* **Problem requirements**
Give the records back in full, exactly as they read.

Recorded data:
━━━━

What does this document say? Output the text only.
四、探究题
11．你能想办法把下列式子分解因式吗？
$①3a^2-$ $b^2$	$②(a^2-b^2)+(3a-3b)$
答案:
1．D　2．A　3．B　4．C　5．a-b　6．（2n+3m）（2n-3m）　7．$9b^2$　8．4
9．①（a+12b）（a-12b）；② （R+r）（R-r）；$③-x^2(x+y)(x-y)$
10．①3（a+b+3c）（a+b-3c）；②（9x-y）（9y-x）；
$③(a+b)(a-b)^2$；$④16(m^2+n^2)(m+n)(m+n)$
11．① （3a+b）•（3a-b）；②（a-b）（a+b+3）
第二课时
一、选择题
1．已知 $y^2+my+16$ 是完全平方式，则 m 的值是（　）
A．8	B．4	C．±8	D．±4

━━━━

* **Completed task**
What does this document say? Output the text only.
四、探究题
11．你能想办法把下列式子分解因式吗？
$①3a^2-$ $b^2$	$②(a^2-b^2)+(3a-3b)$
答案:
1．D　2．A　3．B　4．C　5．a-b　6．（2n+3m）（2n-3m）　7．$9b^2$　8．4
9．①（a+12b）（a-12b）；② （R+r）（R-r）；$③-x^2(x+y)(x-y)$
10．①3（a+b+3c）（a+b-3c）；②（9x-y）（9y-x）；
$③(a+b)(a-b)^2$；$④16(m^2+n^2)(m+n)(m+n)$
11．① （3a+b）•（3a-b）；②（a-b）（a+b+3）
第二课时
一、选择题
1．已知 $y^2+my+16$ 是完全平方式，则 m 的值是（　）
A．8	B．4	C．±8	D．±4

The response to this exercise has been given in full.